**Work to be completed:**
Only the number is wanted: how many lines contain "July"?

**Records from a dataset:**
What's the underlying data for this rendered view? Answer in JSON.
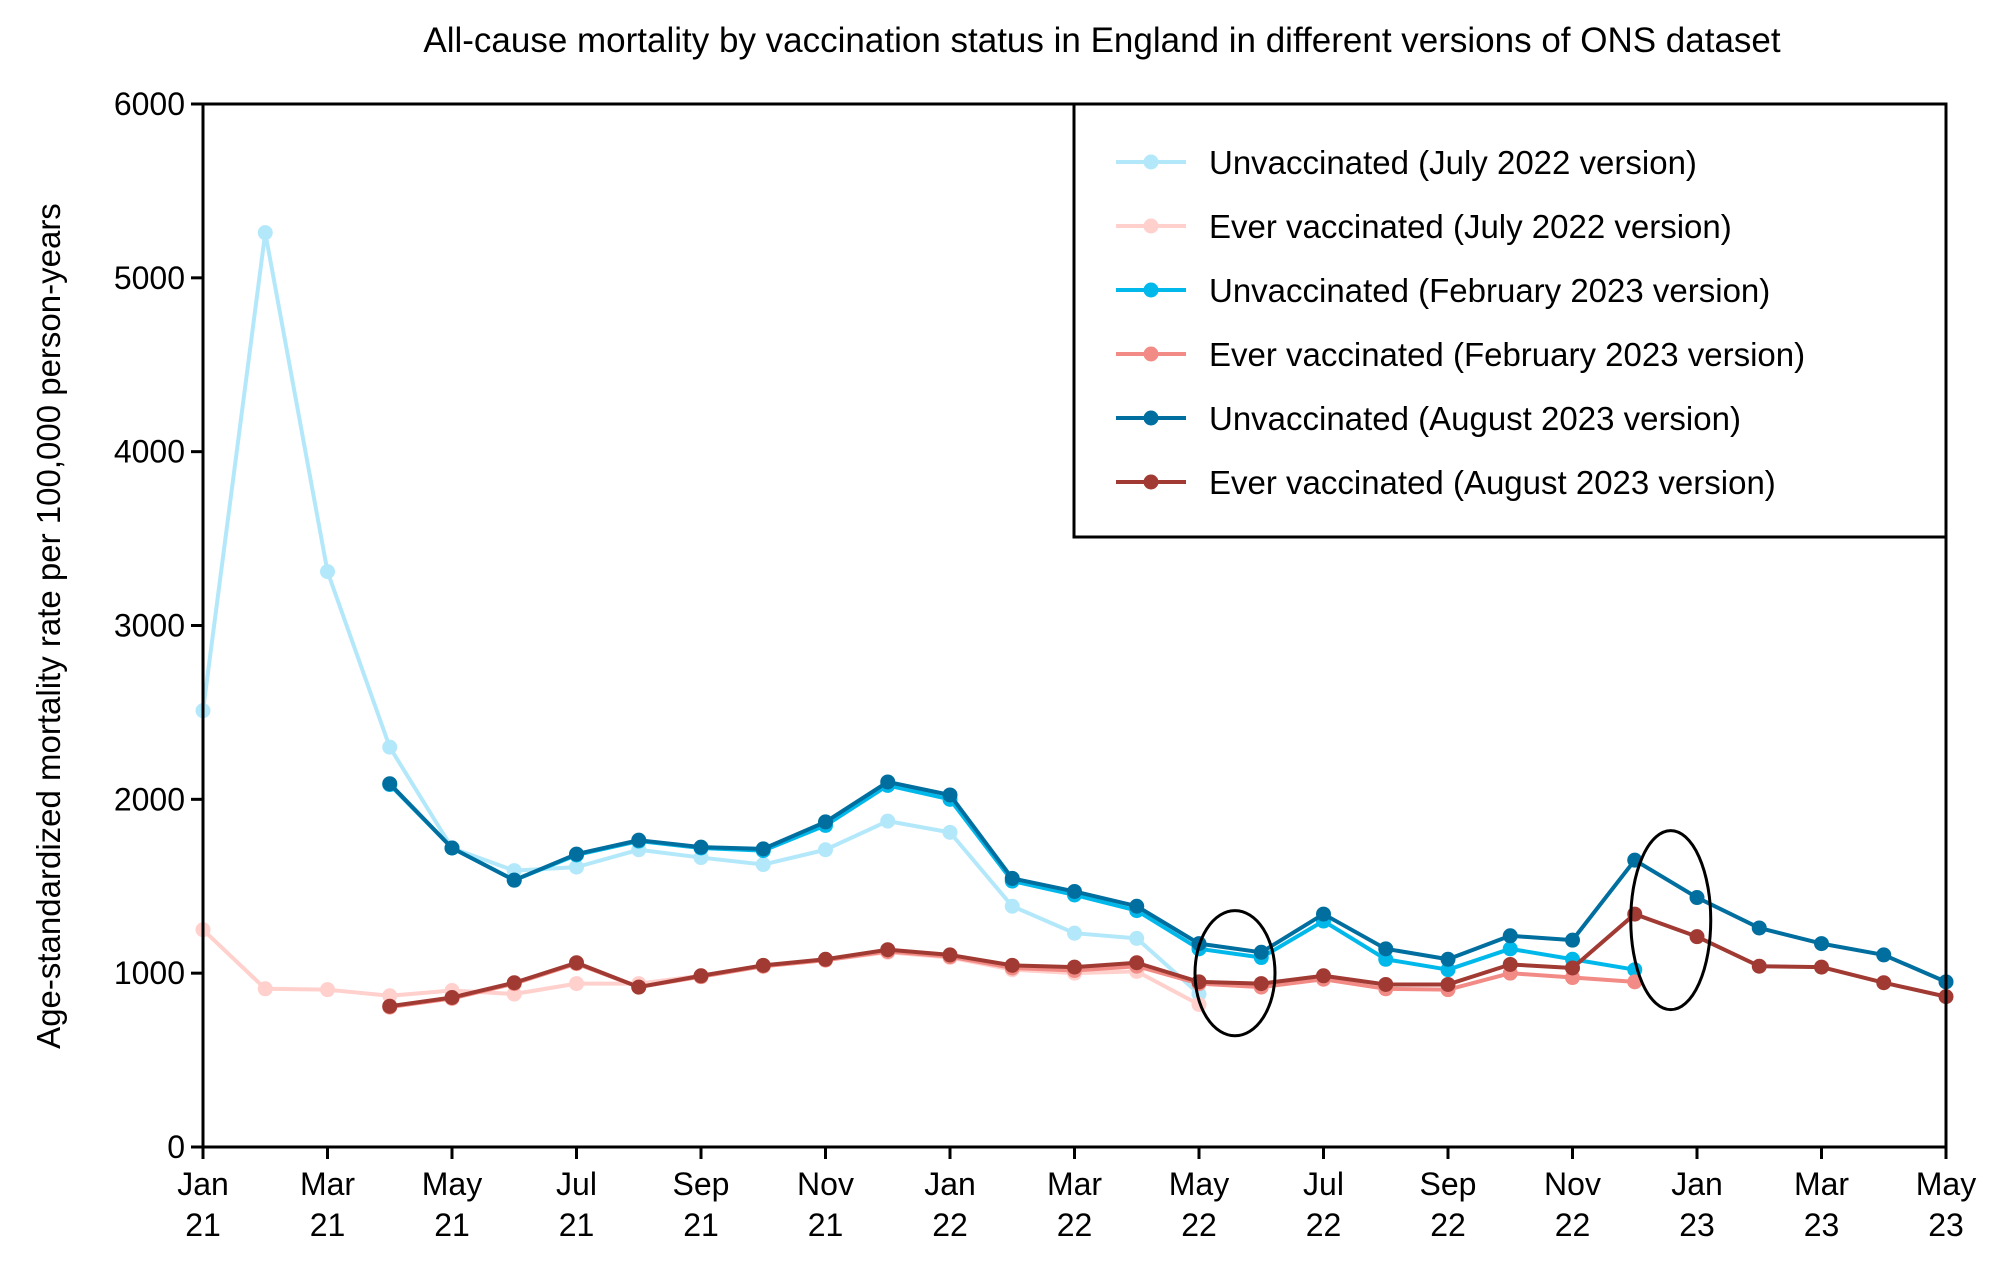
{
  "chart_data": {
    "type": "line",
    "title": "All-cause mortality by vaccination status in England in different versions of ONS dataset",
    "xlabel": "",
    "ylabel": "Age-standardized mortality rate per 100,000 person-years",
    "ylim": [
      0,
      6000
    ],
    "yticks": [
      0,
      1000,
      2000,
      3000,
      4000,
      5000,
      6000
    ],
    "x": [
      "Jan 21",
      "Feb 21",
      "Mar 21",
      "Apr 21",
      "May 21",
      "Jun 21",
      "Jul 21",
      "Aug 21",
      "Sep 21",
      "Oct 21",
      "Nov 21",
      "Dec 21",
      "Jan 22",
      "Feb 22",
      "Mar 22",
      "Apr 22",
      "May 22",
      "Jun 22",
      "Jul 22",
      "Aug 22",
      "Sep 22",
      "Oct 22",
      "Nov 22",
      "Dec 22",
      "Jan 23",
      "Feb 23",
      "Mar 23",
      "Apr 23",
      "May 23"
    ],
    "xticks": [
      {
        "index": 0,
        "month": "Jan",
        "year": "21"
      },
      {
        "index": 2,
        "month": "Mar",
        "year": "21"
      },
      {
        "index": 4,
        "month": "May",
        "year": "21"
      },
      {
        "index": 6,
        "month": "Jul",
        "year": "21"
      },
      {
        "index": 8,
        "month": "Sep",
        "year": "21"
      },
      {
        "index": 10,
        "month": "Nov",
        "year": "21"
      },
      {
        "index": 12,
        "month": "Jan",
        "year": "22"
      },
      {
        "index": 14,
        "month": "Mar",
        "year": "22"
      },
      {
        "index": 16,
        "month": "May",
        "year": "22"
      },
      {
        "index": 18,
        "month": "Jul",
        "year": "22"
      },
      {
        "index": 20,
        "month": "Sep",
        "year": "22"
      },
      {
        "index": 22,
        "month": "Nov",
        "year": "22"
      },
      {
        "index": 24,
        "month": "Jan",
        "year": "23"
      },
      {
        "index": 26,
        "month": "Mar",
        "year": "23"
      },
      {
        "index": 28,
        "month": "May",
        "year": "23"
      }
    ],
    "grid": false,
    "legend_position": "top-right",
    "series": [
      {
        "name": "Unvaccinated (July 2022 version)",
        "color": "#b3e8fb",
        "start_index": 0,
        "values": [
          2510,
          5260,
          3310,
          2300,
          1720,
          1590,
          1610,
          1710,
          1665,
          1625,
          1710,
          1875,
          1810,
          1385,
          1230,
          1200,
          880
        ]
      },
      {
        "name": "Ever vaccinated (July 2022 version)",
        "color": "#ffd0cc",
        "start_index": 0,
        "values": [
          1250,
          910,
          905,
          870,
          900,
          880,
          940,
          940,
          985,
          1040,
          1075,
          1120,
          1090,
          1020,
          1000,
          1010,
          820
        ]
      },
      {
        "name": "Unvaccinated (February 2023 version)",
        "color": "#00b9ea",
        "start_index": 3,
        "values": [
          2085,
          1720,
          1535,
          1680,
          1760,
          1720,
          1705,
          1850,
          2080,
          2000,
          1530,
          1450,
          1360,
          1140,
          1090,
          1300,
          1080,
          1020,
          1140,
          1080,
          1020
        ]
      },
      {
        "name": "Ever vaccinated (February 2023 version)",
        "color": "#f28b85",
        "start_index": 3,
        "values": [
          805,
          855,
          940,
          1055,
          920,
          980,
          1040,
          1075,
          1125,
          1095,
          1030,
          1015,
          1040,
          940,
          920,
          965,
          910,
          905,
          1000,
          975,
          950
        ]
      },
      {
        "name": "Unvaccinated (August 2023 version)",
        "color": "#006e9e",
        "start_index": 3,
        "values": [
          2090,
          1720,
          1535,
          1685,
          1765,
          1725,
          1715,
          1870,
          2100,
          2025,
          1545,
          1470,
          1385,
          1170,
          1120,
          1340,
          1140,
          1080,
          1215,
          1190,
          1650,
          1435,
          1260,
          1170,
          1105,
          950
        ]
      },
      {
        "name": "Ever vaccinated (August 2023 version)",
        "color": "#a13a33",
        "start_index": 3,
        "values": [
          810,
          860,
          945,
          1060,
          920,
          985,
          1045,
          1080,
          1135,
          1105,
          1045,
          1035,
          1060,
          950,
          940,
          985,
          935,
          935,
          1050,
          1030,
          1340,
          1210,
          1040,
          1035,
          945,
          865
        ]
      }
    ],
    "annotations": [
      {
        "type": "ellipse",
        "center_index": 16,
        "y_range": [
          640,
          1360
        ],
        "note": "circled May 22 points"
      },
      {
        "type": "ellipse",
        "center_index": 23,
        "y_range": [
          790,
          1820
        ],
        "note": "circled Dec 22 points"
      }
    ]
  }
}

**The solution:**
2